## WORK REQUIRED
Pick out each line with the word "измерения" from the material that follows.

## PROVIDED RECORDS

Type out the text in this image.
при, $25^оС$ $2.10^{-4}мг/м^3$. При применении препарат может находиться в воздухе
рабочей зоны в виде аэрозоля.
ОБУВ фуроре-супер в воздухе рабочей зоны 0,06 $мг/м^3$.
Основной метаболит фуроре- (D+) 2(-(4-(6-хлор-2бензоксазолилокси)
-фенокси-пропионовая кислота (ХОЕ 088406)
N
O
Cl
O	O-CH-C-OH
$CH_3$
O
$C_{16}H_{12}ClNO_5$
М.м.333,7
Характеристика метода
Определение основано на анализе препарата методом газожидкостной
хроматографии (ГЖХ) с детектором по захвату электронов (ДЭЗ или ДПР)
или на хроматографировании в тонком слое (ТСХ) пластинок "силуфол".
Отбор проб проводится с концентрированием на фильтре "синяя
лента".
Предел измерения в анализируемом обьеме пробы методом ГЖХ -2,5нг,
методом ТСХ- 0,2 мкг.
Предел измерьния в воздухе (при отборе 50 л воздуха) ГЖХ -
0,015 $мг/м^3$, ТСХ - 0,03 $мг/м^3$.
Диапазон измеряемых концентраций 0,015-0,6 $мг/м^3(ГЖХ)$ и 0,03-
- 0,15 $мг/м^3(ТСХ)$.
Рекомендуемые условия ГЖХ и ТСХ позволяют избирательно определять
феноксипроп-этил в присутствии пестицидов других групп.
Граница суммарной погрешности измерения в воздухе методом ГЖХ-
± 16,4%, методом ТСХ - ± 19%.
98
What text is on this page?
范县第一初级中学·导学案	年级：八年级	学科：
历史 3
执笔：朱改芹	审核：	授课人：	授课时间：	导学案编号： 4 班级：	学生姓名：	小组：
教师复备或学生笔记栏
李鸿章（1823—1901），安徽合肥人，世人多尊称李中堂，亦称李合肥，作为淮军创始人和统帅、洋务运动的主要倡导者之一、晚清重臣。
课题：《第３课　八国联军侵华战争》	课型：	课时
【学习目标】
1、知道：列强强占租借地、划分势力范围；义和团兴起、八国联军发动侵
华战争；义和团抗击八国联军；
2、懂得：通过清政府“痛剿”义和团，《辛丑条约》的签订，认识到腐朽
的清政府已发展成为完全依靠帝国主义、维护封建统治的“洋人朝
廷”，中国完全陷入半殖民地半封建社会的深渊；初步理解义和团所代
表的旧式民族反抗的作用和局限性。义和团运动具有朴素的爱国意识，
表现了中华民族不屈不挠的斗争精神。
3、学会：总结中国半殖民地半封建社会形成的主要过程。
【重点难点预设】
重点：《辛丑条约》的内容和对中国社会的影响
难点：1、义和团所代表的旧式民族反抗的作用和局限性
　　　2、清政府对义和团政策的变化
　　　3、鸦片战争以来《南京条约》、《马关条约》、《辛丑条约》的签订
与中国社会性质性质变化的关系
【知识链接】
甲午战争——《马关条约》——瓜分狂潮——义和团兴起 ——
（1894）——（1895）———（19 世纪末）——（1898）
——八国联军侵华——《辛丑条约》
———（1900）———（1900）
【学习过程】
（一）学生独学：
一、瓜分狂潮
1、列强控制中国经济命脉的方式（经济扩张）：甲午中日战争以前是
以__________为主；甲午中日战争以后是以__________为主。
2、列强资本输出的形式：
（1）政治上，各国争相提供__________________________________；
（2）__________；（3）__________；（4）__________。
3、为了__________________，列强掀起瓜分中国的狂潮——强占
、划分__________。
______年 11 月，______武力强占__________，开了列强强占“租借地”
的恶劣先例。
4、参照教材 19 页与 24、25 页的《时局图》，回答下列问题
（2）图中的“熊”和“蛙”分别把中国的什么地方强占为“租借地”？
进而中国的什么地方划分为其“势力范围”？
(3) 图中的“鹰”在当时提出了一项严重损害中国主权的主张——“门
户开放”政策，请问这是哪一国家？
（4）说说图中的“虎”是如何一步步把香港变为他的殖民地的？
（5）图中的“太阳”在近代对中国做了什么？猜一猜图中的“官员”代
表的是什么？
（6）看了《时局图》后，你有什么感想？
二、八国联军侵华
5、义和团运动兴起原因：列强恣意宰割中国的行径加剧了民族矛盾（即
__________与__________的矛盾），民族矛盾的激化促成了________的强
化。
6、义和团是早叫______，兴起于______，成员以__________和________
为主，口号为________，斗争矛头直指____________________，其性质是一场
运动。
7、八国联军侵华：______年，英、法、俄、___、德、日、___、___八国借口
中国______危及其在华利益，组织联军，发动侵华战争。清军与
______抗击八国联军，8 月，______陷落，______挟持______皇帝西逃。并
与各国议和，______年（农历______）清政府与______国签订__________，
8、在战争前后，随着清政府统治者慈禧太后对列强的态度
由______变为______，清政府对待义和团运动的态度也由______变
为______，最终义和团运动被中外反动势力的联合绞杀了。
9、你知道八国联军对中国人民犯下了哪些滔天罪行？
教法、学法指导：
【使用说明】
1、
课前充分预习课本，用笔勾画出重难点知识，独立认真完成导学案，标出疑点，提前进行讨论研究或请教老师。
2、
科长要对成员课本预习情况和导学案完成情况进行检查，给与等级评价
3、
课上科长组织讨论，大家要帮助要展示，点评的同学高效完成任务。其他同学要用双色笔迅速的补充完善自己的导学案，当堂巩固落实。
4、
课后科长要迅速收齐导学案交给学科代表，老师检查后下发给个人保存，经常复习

## RESULT
Предел измерения в анализируемом обьеме пробы методом ГЖХ -2,5нг,
Граница суммарной погрешности измерения в воздухе методом ГЖХ-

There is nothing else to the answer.